* **To do**: Transcribe all the entries word for word, but omit the images.

* **Stored rows**:
++++

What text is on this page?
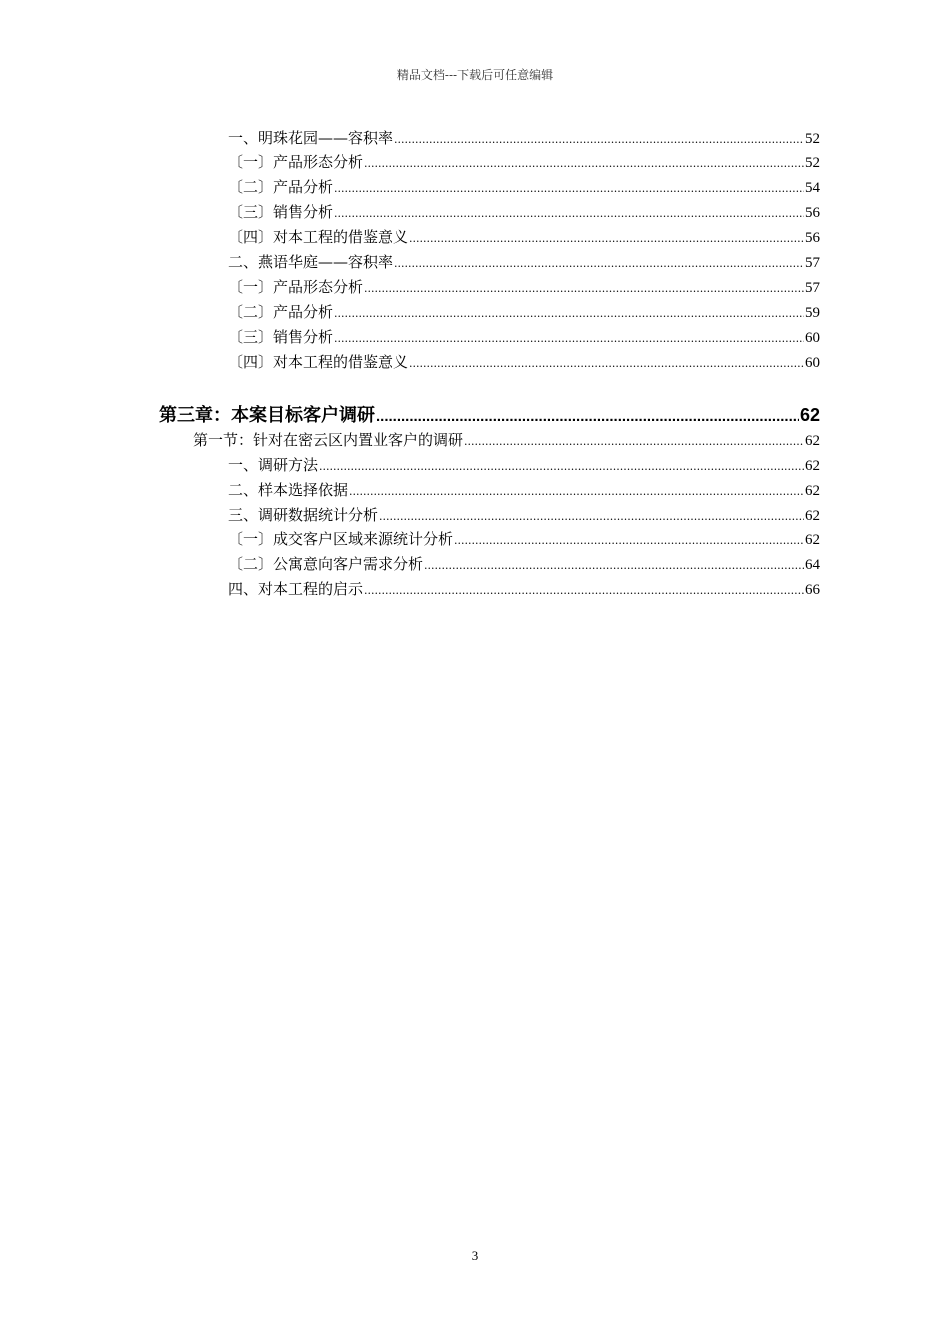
精品文档---下载后可任意编辑
一、明珠花园——容积率 .....	52
〔一〕产品形态分析 .....	52
〔二〕产品分析 .....	54
〔三〕销售分析 .....	56
〔四〕对本工程的借鉴意义 .....	56
二、燕语华庭——容积率 .....	57
〔一〕产品形态分析 .....	57
〔二〕产品分析 .....	59
〔三〕销售分析 .....	60
〔四〕对本工程的借鉴意义 .....	60
第三章：本案目标客户调研 .....	62
第一节：针对在密云区内置业客户的调研 .....	62
一、调研方法 .....	62
二、样本选择依据 .....	62
三、调研数据统计分析 .....	62
〔一〕成交客户区域来源统计分析 .....	62
〔二〕公寓意向客户需求分析 .....	64
四、对本工程的启示 .....	66
3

++++

* **Completed exercise**:
What text is on this page?
精品文档---下载后可任意编辑
一、明珠花园——容积率 .....	52
〔一〕产品形态分析 .....	52
〔二〕产品分析 .....	54
〔三〕销售分析 .....	56
〔四〕对本工程的借鉴意义 .....	56
二、燕语华庭——容积率 .....	57
〔一〕产品形态分析 .....	57
〔二〕产品分析 .....	59
〔三〕销售分析 .....	60
〔四〕对本工程的借鉴意义 .....	60
第三章：本案目标客户调研 .....	62
第一节：针对在密云区内置业客户的调研 .....	62
一、调研方法 .....	62
二、样本选择依据 .....	62
三、调研数据统计分析 .....	62
〔一〕成交客户区域来源统计分析 .....	62
〔二〕公寓意向客户需求分析 .....	64
四、对本工程的启示 .....	66
3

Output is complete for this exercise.